## Work to be completed
Review the lines that follow and copy each one that contains the word "保健福祉".
=== Given records ===
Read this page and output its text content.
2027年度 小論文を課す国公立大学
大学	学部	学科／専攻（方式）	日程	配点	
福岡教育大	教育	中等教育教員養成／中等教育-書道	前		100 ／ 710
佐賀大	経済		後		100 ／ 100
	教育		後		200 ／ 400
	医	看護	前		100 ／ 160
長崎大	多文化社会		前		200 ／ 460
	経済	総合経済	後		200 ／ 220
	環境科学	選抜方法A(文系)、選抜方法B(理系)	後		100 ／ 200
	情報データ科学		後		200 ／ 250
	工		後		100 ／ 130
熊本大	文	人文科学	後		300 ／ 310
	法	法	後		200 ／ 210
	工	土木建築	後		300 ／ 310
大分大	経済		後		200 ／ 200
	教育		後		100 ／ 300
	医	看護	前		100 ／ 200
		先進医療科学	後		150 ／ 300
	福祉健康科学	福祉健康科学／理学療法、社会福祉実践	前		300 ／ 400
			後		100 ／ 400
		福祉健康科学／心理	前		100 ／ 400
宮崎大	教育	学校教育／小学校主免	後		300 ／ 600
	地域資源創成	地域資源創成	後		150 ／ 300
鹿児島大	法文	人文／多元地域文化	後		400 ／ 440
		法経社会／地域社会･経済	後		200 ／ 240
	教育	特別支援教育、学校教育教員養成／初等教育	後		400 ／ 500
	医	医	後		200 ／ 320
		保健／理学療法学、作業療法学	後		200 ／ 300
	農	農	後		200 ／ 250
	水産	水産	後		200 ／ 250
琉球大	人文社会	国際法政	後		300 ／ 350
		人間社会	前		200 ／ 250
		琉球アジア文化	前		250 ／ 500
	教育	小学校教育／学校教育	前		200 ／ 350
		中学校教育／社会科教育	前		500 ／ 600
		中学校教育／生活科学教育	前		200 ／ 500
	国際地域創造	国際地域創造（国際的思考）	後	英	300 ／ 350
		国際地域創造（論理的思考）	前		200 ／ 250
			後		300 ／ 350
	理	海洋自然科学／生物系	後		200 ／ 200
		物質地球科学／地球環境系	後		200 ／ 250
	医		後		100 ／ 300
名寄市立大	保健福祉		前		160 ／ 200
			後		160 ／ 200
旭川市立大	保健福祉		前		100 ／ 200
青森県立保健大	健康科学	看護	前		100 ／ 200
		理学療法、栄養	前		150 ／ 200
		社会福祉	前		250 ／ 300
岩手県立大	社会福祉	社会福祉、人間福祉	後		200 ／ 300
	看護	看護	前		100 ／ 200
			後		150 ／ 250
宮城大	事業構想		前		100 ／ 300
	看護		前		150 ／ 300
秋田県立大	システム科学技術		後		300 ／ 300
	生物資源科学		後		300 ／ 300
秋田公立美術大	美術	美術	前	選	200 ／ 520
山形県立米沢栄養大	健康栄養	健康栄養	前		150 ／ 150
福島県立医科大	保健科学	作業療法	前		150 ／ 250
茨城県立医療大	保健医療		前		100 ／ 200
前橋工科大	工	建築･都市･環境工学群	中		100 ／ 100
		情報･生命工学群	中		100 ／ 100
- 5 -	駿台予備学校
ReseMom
===
## Solution
名寄市立大	保健福祉		前		160 ／ 200
旭川市立大	保健福祉		前		100 ／ 200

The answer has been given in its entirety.